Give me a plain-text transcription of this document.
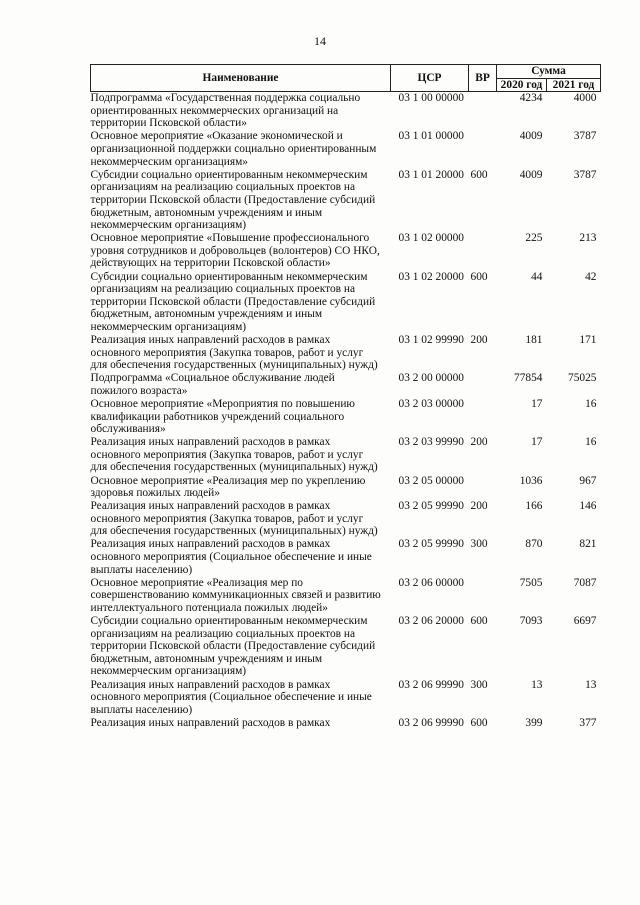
14
Наименование	ЦСР	ВР	Сумма	
			2020 год	2021 год
Подпрограмма «Государственная поддержка социально ориентированных некоммерческих организаций на территории Псковской области»	03 1 00 00000		4234	4000
Основное мероприятие «Оказание экономической и организационной поддержки социально ориентированным некоммерческим организациям»	03 1 01 00000		4009	3787
Субсидии социально ориентированным некоммерческим организациям на реализацию социальных проектов на территории Псковской области (Предоставление субсидий бюджетным, автономным учреждениям и иным некоммерческим организациям)	03 1 01 20000	600	4009	3787
Основное мероприятие «Повышение профессионального уровня сотрудников и добровольцев (волонтеров) СО НКО, действующих на территории Псковской области»	03 1 02 00000		225	213
Субсидии социально ориентированным некоммерческим организациям на реализацию социальных проектов на территории Псковской области (Предоставление субсидий бюджетным, автономным учреждениям и иным некоммерческим организациям)	03 1 02 20000	600	44	42
Реализация иных направлений расходов в рамках основного мероприятия (Закупка товаров, работ и услуг для обеспечения государственных (муниципальных) нужд)	03 1 02 99990	200	181	171
Подпрограмма «Социальное обслуживание людей пожилого возраста»	03 2 00 00000		77854	75025
Основное мероприятие «Мероприятия по повышению квалификации работников учреждений социального обслуживания»	03 2 03 00000		17	16
Реализация иных направлений расходов в рамках основного мероприятия (Закупка товаров, работ и услуг для обеспечения государственных (муниципальных) нужд)	03 2 03 99990	200	17	16
Основное мероприятие «Реализация мер по укреплению здоровья пожилых людей»	03 2 05 00000		1036	967
Реализация иных направлений расходов в рамках основного мероприятия (Закупка товаров, работ и услуг для обеспечения государственных (муниципальных) нужд)	03 2 05 99990	200	166	146
Реализация иных направлений расходов в рамках основного мероприятия (Социальное обеспечение и иные выплаты населению)	03 2 05 99990	300	870	821
Основное мероприятие «Реализация мер по совершенствованию коммуникационных связей и развитию интеллектуального потенциала пожилых людей»	03 2 06 00000		7505	7087
Субсидии социально ориентированным некоммерческим организациям на реализацию социальных проектов на территории Псковской области (Предоставление субсидий бюджетным, автономным учреждениям и иным некоммерческим организациям)	03 2 06 20000	600	7093	6697
Реализация иных направлений расходов в рамках основного мероприятия (Социальное обеспечение и иные выплаты населению)	03 2 06 99990	300	13	13
Реализация иных направлений расходов в рамках	03 2 06 99990	600	399	377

→ **Aim**
Go through the listing above and write it out again exactly, dropping the pictures.

→ **Written answer**
Give me a plain-text transcription of this document.
14
Наименование	ЦСР	ВР	Сумма	
			2020 год	2021 год
Подпрограмма «Государственная поддержка социально ориентированных некоммерческих организаций на территории Псковской области»	03 1 00 00000		4234	4000
Основное мероприятие «Оказание экономической и организационной поддержки социально ориентированным некоммерческим организациям»	03 1 01 00000		4009	3787
Субсидии социально ориентированным некоммерческим организациям на реализацию социальных проектов на территории Псковской области (Предоставление субсидий бюджетным, автономным учреждениям и иным некоммерческим организациям)	03 1 01 20000	600	4009	3787
Основное мероприятие «Повышение профессионального уровня сотрудников и добровольцев (волонтеров) СО НКО, действующих на территории Псковской области»	03 1 02 00000		225	213
Субсидии социально ориентированным некоммерческим организациям на реализацию социальных проектов на территории Псковской области (Предоставление субсидий бюджетным, автономным учреждениям и иным некоммерческим организациям)	03 1 02 20000	600	44	42
Реализация иных направлений расходов в рамках основного мероприятия (Закупка товаров, работ и услуг для обеспечения государственных (муниципальных) нужд)	03 1 02 99990	200	181	171
Подпрограмма «Социальное обслуживание людей пожилого возраста»	03 2 00 00000		77854	75025
Основное мероприятие «Мероприятия по повышению квалификации работников учреждений социального обслуживания»	03 2 03 00000		17	16
Реализация иных направлений расходов в рамках основного мероприятия (Закупка товаров, работ и услуг для обеспечения государственных (муниципальных) нужд)	03 2 03 99990	200	17	16
Основное мероприятие «Реализация мер по укреплению здоровья пожилых людей»	03 2 05 00000		1036	967
Реализация иных направлений расходов в рамках основного мероприятия (Закупка товаров, работ и услуг для обеспечения государственных (муниципальных) нужд)	03 2 05 99990	200	166	146
Реализация иных направлений расходов в рамках основного мероприятия (Социальное обеспечение и иные выплаты населению)	03 2 05 99990	300	870	821
Основное мероприятие «Реализация мер по совершенствованию коммуникационных связей и развитию интеллектуального потенциала пожилых людей»	03 2 06 00000		7505	7087
Субсидии социально ориентированным некоммерческим организациям на реализацию социальных проектов на территории Псковской области (Предоставление субсидий бюджетным, автономным учреждениям и иным некоммерческим организациям)	03 2 06 20000	600	7093	6697
Реализация иных направлений расходов в рамках основного мероприятия (Социальное обеспечение и иные выплаты населению)	03 2 06 99990	300	13	13
Реализация иных направлений расходов в рамках	03 2 06 99990	600	399	377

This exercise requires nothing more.